**What you should do**
Rewrite the lines starting with the one containing "ma150-label: 移動平均( Close, 150" and going on through the one containing "chevron-down-icon <box>1137 455", replacing "chart-title" with "chart-heading" and leaving everything else the same.

Coordinate annotation records:
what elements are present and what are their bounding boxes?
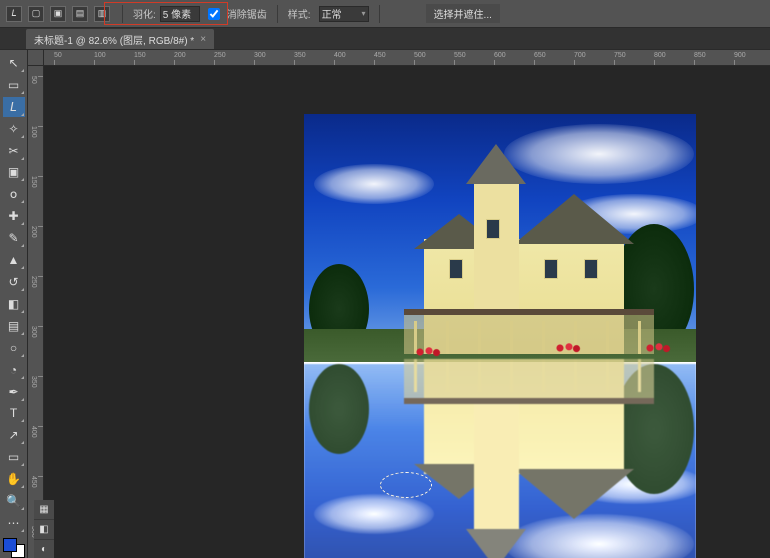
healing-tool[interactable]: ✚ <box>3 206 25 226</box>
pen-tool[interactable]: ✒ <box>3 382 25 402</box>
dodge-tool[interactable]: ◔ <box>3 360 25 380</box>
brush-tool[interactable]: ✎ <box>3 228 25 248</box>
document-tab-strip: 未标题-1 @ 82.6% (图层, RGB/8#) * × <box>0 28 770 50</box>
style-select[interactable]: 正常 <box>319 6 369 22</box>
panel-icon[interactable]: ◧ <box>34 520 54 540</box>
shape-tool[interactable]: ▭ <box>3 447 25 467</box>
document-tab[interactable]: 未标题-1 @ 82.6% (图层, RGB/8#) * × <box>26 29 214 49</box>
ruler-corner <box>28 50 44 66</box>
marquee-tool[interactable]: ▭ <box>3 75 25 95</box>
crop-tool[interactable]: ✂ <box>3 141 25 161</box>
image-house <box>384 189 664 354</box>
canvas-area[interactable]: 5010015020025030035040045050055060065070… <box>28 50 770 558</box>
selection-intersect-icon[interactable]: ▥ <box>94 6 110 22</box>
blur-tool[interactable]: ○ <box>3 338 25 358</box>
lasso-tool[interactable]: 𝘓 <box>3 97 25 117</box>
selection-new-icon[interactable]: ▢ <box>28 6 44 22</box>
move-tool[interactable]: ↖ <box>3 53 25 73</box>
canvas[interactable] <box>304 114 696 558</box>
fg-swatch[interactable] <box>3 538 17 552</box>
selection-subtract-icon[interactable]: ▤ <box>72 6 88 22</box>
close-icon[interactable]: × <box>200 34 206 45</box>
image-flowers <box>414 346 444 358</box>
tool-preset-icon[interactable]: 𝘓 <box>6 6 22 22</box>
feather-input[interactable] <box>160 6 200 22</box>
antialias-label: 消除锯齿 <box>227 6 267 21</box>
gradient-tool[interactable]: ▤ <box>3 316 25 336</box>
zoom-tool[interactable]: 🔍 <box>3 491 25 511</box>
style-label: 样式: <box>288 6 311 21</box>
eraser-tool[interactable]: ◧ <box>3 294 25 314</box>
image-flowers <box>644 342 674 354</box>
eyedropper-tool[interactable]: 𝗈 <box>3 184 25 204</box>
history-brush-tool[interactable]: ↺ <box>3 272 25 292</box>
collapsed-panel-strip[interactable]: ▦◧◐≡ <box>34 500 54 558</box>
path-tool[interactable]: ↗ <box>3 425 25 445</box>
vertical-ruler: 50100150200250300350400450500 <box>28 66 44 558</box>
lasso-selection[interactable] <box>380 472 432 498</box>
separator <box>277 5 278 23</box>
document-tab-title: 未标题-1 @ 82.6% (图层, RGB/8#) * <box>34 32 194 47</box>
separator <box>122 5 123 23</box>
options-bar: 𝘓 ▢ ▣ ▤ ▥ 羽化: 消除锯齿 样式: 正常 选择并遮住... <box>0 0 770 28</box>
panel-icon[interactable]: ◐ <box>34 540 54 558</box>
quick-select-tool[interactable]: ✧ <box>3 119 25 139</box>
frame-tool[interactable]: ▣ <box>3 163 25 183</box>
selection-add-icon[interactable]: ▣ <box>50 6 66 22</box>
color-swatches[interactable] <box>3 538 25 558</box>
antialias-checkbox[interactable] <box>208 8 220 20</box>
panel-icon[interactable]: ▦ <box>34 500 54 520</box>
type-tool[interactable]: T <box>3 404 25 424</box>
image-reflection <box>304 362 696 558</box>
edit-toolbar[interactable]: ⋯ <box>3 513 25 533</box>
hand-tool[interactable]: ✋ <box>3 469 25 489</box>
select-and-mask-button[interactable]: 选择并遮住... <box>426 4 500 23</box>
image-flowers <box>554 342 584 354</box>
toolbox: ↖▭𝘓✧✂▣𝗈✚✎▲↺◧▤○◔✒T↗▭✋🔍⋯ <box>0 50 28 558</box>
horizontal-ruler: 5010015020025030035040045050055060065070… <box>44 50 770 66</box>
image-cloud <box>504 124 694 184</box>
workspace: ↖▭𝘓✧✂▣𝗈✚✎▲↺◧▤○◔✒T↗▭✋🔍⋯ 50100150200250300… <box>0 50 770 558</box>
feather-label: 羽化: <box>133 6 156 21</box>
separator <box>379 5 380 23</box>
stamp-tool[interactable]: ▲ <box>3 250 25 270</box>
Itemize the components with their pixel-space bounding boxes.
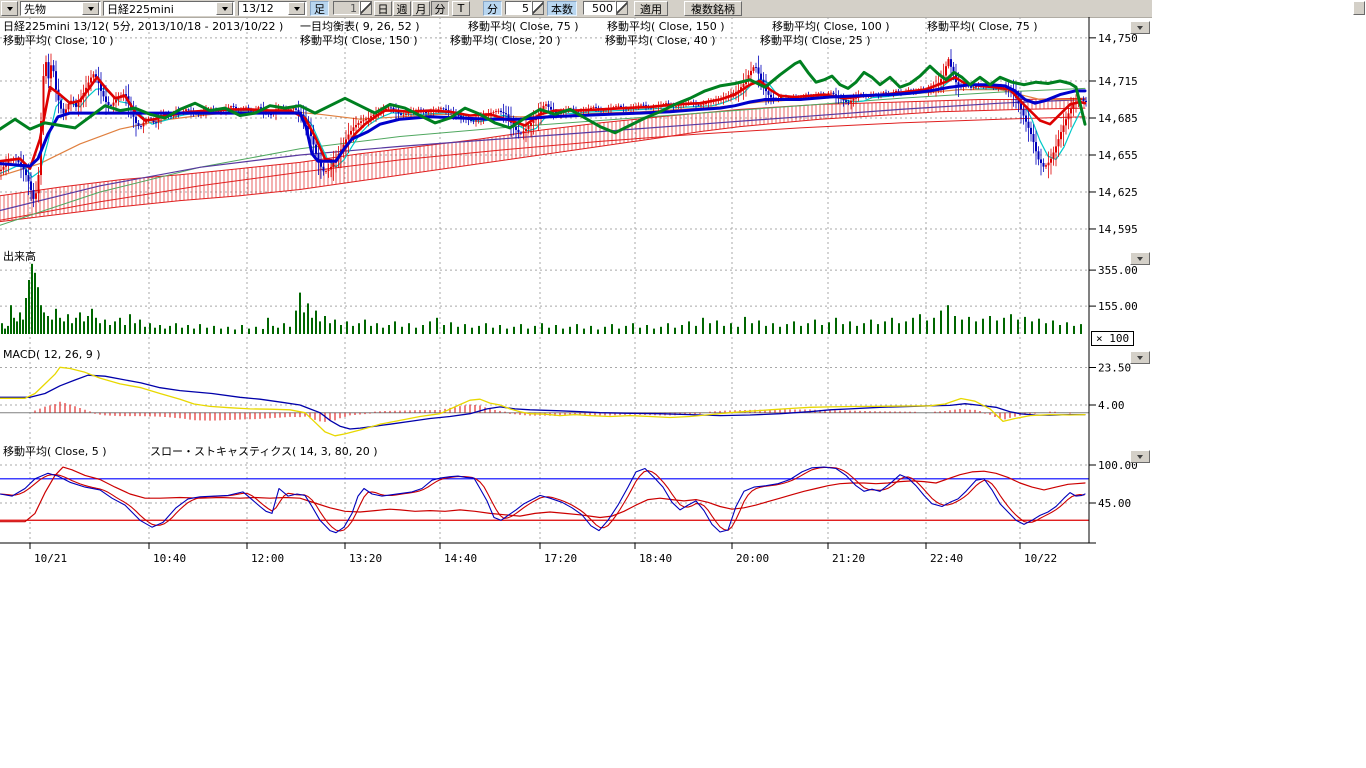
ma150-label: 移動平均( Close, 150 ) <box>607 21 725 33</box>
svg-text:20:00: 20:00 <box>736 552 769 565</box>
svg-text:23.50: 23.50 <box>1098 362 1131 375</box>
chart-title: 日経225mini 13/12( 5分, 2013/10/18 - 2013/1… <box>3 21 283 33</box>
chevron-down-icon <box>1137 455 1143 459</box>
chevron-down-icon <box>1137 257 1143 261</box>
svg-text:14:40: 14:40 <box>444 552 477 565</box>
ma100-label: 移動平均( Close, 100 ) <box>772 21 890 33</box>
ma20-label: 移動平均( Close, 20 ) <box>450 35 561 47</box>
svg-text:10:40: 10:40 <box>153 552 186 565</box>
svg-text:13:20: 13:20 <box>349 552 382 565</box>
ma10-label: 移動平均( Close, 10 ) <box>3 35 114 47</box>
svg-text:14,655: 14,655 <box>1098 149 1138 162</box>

**Response below**
ma150-label: 移動平均( Close, 150 ) <box>607 21 725 33</box>
svg-text:20:00: 20:00 <box>736 552 769 565</box>
svg-text:23.50: 23.50 <box>1098 362 1131 375</box>
chart-heading: 日経225mini 13/12( 5分, 2013/10/18 - 2013/1… <box>3 21 283 33</box>
chevron-down-icon <box>1137 455 1143 459</box>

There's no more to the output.